§ **Study questions**:
1/ Say whether each statement agrees with the cryo-EM methods excerpt below. Answer yes or no for each, and quote the words of the excerpt that settle it.
(a) The BA.2-S sample was applied to a Cu Quantifoil grid.
(b) Figures were made with Chimera and PyMol.
(c) The grids were blotted at room temperature.
2/ Reproduce the part of the cryo-EM methods excerpt below between "Cryo-EM sample preparation, data" and "IV (Thermo Fisher).", inclusive, without any changes.
3/ Write the next part of the cryo-EM methods excerpt below, starting after its final sentence.

====== Excerpted passage

Model building and structure refinement for the N235/NTD complex

For the initial model building of the N235/S2L20-Fab/BA.1-NTD complex, we employed the SARS-CoV-2 S trimer with S2L20 Fab (PDB code 7TM0) and nanobody 1D12 (PDB code 6V80) as the starting model, fitting them into the corresponding overall cryo-EM maps using UCSF Chimera v.1.15.32 Mutation and manual adjustment were carried out using Coot v.0.9.3,33 with most residue side chains being clearly visible on the map. Each residue underwent manual verification, considering its chemical properties during model building. Multiple rounds of real-space refinement in PHENIX-1.20.134 and manual building in Coot were conducted until the final reliable models were achieved. Molprobity35 was utilized to validate the geometry and ensure the quality of the structure. Details regarding data collection, 3D reconstruction, and model building are provided in Table S1. Figures were prepared using Chimera and PyMol v.2.0.

Cryo-EM sample preparation, data acquisition and image processing for the N235/BA.2S complex

The N235-BA.2-S complex sample (4.0 μL, 0.2 mg/ml) was first applied onto a Cu Quantifoil 1.2/1.3 holey carbon grid with 2 nm continuous carbon coating, which was then glow discharged for 25 s. Separately, the BA.2-S sample (4.0 μL, 1.2 mg/mL) was applied to a 1.2/1.3 Au C-Flat grid, previously glow discharged for 10 s at 15 mA. Subsequently, the grids were blotted at 4 °C and a humidity level of >98% before being plunge-frozen into liquid ethane using a Vitrobot Mark IV (Thermo Fisher).

The prepared grids were transferred to a 200 kV Titan Krios TEM equipped with a Falcon2 detector. Movies were captured at 120,000× magnification with a calibrated pixel size of 1.2 Å, spanning defocus range of −1.8 to −3.0 μm in super-resolution counting mode and employing a total dose of 50 e-/Å2 using EPU (Thermo Fisher Scientific) automated acquisition software.

============
====== Records shown

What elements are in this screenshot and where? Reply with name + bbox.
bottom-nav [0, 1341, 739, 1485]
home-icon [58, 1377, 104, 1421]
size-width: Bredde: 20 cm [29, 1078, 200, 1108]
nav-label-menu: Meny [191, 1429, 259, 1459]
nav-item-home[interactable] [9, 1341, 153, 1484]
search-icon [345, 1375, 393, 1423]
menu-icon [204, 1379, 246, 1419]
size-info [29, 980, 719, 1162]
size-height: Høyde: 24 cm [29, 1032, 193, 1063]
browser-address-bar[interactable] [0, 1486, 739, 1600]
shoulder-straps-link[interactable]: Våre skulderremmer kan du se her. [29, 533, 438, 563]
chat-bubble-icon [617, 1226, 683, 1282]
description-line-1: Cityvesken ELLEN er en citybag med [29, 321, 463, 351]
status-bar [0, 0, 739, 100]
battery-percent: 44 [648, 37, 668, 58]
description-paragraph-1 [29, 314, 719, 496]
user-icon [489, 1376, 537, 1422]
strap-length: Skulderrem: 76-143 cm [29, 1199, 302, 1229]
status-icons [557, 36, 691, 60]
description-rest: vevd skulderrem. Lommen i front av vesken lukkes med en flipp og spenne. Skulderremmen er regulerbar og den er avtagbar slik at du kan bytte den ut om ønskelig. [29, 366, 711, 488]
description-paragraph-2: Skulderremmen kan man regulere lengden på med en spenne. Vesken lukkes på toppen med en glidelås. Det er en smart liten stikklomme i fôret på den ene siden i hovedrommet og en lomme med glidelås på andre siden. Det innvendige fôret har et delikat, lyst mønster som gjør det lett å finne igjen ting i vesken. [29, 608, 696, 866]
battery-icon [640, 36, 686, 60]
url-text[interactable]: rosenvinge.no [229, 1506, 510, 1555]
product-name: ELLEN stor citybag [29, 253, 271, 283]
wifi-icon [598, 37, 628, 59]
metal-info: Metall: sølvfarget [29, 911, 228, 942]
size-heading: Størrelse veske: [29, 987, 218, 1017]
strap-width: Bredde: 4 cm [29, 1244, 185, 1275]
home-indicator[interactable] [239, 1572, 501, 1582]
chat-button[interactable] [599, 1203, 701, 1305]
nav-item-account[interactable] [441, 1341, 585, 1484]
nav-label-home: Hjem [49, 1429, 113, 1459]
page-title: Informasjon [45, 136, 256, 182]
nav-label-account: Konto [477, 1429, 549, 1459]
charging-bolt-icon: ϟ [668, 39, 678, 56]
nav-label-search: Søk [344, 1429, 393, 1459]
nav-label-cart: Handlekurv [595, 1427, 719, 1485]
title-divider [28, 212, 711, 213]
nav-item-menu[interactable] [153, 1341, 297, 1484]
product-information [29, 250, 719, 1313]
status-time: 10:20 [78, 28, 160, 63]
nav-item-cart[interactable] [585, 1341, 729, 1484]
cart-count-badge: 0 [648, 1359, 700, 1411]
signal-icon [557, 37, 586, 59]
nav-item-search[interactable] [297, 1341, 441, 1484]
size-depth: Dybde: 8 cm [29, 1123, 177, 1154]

============

§ **Answers in order**:
1/
(a) No: "the BA.2-S sample (4.0 μL, 1.2 mg/mL) was applied to a 1.2/1.3 Au C-Flat grid"
(b) Yes: "Figures were prepared using Chimera and PyMol v.2.0."
(c) No: "the grids were blotted at 4 °C"

2/
Cryo-EM sample preparation, data acquisition and image processing for the N235/BA.2S complex

The N235-BA.2-S complex sample (4.0 μL, 0.2 mg/ml) was first applied onto a Cu Quantifoil 1.2/1.3 holey carbon grid with 2 nm continuous carbon coating, which was then glow discharged for 25 s. Separately, the BA.2-S sample (4.0 μL, 1.2 mg/mL) was applied to a 1.2/1.3 Au C-Flat grid, previously glow discharged for 10 s at 15 mA. Subsequently, the grids were blotted at 4 °C and a humidity level of >98% before being plunge-frozen into liquid ethane using a Vitrobot Mark IV (Thermo Fisher).

3/
Raw movies underwent motion correction using MotionCor2 v1.2.4,31 and micrograph contrast transfer function (CTF) correction parameters were estimated using CTFFIND 4.0 within cryoSPARC v.3.3.1. Reference-free particle picking was performed using Blob picker in cryoSPARC and then particles were picked and extracted for 2D classification. After two to three rounds of 2D classifications, we get the final results.

Animal experiments with Omicron sub-variant BA.1 and XBB challenge

Animal studies involving the Omicron sub-variants BA.1 and XBB were conducted following approval from the Research Ethics Committee of the Institute of Microbiology, Chinese Academy of Sciences (APIMCAS2022124).

Female BALB/c mice aged 6–8 weeks were infected by i.n. with Ad5‑hACE2. After five days, mice were challenged with luciferase-expressing Omicron XBB or BA.1 pseudovirus (n = 4 per group) i.n. 2 h after administered intranasally with nanobody N235 and IgM-like MN235, alongside a positive control (mAb S309), a negative control nanobody targeting RSV (RS10), and a negative control IgM antibody specific to RSV (MRS10). Bioluminescence imaging was conducted 24 hours post-pseudovirus infection to quantify signal intensity in the nasal passage. Following D-luciferin administration, the mice were anaesthetized and imaged using IVIS® Lumina III (PerkinElmer) for pseudocolor visualization. Data are presented as mean ± standard deviation (s.d.), with statistical analysis performed using Student’s t-test (*P < 0.05).